*Given request*. Beginning with the line containing "Convert this document image to plain text." and ending with the last line of the records, set down every line exactly.

*Data in this exercise*.
- - -

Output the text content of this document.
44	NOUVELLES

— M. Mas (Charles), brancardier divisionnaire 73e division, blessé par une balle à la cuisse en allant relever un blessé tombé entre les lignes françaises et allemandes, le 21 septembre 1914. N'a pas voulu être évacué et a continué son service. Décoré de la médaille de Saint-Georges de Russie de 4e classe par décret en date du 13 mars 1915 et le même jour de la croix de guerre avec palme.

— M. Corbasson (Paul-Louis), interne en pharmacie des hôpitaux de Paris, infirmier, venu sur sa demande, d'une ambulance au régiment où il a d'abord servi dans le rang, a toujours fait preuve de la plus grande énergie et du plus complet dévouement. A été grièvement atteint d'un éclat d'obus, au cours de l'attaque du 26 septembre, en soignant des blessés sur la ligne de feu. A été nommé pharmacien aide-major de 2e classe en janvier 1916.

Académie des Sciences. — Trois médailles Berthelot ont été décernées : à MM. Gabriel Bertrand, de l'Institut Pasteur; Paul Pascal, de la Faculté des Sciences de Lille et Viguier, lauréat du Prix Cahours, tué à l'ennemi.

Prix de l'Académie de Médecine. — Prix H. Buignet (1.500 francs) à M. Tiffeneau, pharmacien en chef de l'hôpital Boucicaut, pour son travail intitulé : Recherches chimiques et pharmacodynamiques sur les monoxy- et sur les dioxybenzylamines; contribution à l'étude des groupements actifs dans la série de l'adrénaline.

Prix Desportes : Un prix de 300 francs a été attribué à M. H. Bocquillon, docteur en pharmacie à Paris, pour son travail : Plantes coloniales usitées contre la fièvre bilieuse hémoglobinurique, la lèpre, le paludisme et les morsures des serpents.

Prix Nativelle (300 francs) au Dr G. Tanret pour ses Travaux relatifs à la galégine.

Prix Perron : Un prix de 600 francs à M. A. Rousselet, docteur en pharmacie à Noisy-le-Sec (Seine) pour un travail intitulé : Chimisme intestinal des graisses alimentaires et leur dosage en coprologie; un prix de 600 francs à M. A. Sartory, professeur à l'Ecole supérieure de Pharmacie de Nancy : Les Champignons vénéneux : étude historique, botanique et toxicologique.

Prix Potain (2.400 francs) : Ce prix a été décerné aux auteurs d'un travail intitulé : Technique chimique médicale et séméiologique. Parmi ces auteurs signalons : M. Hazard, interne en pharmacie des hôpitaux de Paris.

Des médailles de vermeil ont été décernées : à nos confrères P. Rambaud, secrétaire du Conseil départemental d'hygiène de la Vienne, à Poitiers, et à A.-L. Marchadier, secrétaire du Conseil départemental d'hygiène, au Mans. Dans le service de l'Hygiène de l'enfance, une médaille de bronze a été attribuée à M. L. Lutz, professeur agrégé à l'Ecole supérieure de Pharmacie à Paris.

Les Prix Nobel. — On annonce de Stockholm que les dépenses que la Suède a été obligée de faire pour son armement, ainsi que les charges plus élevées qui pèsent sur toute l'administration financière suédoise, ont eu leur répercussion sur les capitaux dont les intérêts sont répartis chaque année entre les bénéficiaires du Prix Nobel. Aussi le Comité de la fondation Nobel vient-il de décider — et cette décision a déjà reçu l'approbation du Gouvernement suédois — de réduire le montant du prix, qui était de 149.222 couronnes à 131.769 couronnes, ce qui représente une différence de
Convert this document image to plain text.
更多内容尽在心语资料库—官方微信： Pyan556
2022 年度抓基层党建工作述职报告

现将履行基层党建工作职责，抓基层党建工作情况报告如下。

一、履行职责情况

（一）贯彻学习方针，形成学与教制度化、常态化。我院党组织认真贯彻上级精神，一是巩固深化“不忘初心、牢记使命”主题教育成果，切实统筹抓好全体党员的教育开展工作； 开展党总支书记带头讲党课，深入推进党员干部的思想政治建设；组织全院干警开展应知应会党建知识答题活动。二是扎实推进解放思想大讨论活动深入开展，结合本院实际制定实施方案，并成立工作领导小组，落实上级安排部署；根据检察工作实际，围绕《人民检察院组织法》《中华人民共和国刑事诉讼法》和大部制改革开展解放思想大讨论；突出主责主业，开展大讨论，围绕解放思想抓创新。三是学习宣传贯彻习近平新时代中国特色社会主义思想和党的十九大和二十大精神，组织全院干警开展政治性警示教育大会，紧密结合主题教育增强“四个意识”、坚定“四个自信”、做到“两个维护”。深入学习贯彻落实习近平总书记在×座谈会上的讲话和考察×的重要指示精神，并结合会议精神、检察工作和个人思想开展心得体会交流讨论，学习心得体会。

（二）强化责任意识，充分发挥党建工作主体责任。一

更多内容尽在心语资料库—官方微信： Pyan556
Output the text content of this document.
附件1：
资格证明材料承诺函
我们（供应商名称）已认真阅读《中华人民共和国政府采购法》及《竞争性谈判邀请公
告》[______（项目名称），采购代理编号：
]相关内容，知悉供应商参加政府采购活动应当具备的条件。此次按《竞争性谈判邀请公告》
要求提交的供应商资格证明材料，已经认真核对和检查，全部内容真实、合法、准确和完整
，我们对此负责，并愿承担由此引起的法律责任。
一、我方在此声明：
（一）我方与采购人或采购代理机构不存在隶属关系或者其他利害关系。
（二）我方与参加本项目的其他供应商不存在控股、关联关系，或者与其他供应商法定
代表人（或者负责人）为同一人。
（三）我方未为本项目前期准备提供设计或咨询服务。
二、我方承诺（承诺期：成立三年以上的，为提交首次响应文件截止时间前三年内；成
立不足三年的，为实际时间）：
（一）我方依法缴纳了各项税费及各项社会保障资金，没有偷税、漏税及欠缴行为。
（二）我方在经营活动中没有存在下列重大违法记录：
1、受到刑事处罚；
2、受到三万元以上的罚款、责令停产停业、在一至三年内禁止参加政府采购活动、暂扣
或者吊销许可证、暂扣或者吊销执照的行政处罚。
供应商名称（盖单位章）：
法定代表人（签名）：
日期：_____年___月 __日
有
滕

- - -

*Answer to the problem*.
Convert this document image to plain text.
更多内容尽在心语资料库—官方微信： Pyan556
2022 年度抓基层党建工作述职报告

现将履行基层党建工作职责，抓基层党建工作情况报告如下。

一、履行职责情况

（一）贯彻学习方针，形成学与教制度化、常态化。我院党组织认真贯彻上级精神，一是巩固深化“不忘初心、牢记使命”主题教育成果，切实统筹抓好全体党员的教育开展工作； 开展党总支书记带头讲党课，深入推进党员干部的思想政治建设；组织全院干警开展应知应会党建知识答题活动。二是扎实推进解放思想大讨论活动深入开展，结合本院实际制定实施方案，并成立工作领导小组，落实上级安排部署；根据检察工作实际，围绕《人民检察院组织法》《中华人民共和国刑事诉讼法》和大部制改革开展解放思想大讨论；突出主责主业，开展大讨论，围绕解放思想抓创新。三是学习宣传贯彻习近平新时代中国特色社会主义思想和党的十九大和二十大精神，组织全院干警开展政治性警示教育大会，紧密结合主题教育增强“四个意识”、坚定“四个自信”、做到“两个维护”。深入学习贯彻落实习近平总书记在×座谈会上的讲话和考察×的重要指示精神，并结合会议精神、检察工作和个人思想开展心得体会交流讨论，学习心得体会。

（二）强化责任意识，充分发挥党建工作主体责任。一

更多内容尽在心语资料库—官方微信： Pyan556
Output the text content of this document.
附件1：
资格证明材料承诺函
我们（供应商名称）已认真阅读《中华人民共和国政府采购法》及《竞争性谈判邀请公
告》[______（项目名称），采购代理编号：
]相关内容，知悉供应商参加政府采购活动应当具备的条件。此次按《竞争性谈判邀请公告》
要求提交的供应商资格证明材料，已经认真核对和检查，全部内容真实、合法、准确和完整
，我们对此负责，并愿承担由此引起的法律责任。
一、我方在此声明：
（一）我方与采购人或采购代理机构不存在隶属关系或者其他利害关系。
（二）我方与参加本项目的其他供应商不存在控股、关联关系，或者与其他供应商法定
代表人（或者负责人）为同一人。
（三）我方未为本项目前期准备提供设计或咨询服务。
二、我方承诺（承诺期：成立三年以上的，为提交首次响应文件截止时间前三年内；成
立不足三年的，为实际时间）：
（一）我方依法缴纳了各项税费及各项社会保障资金，没有偷税、漏税及欠缴行为。
（二）我方在经营活动中没有存在下列重大违法记录：
1、受到刑事处罚；
2、受到三万元以上的罚款、责令停产停业、在一至三年内禁止参加政府采购活动、暂扣
或者吊销许可证、暂扣或者吊销执照的行政处罚。
供应商名称（盖单位章）：
法定代表人（签名）：
日期：_____年___月 __日
有
滕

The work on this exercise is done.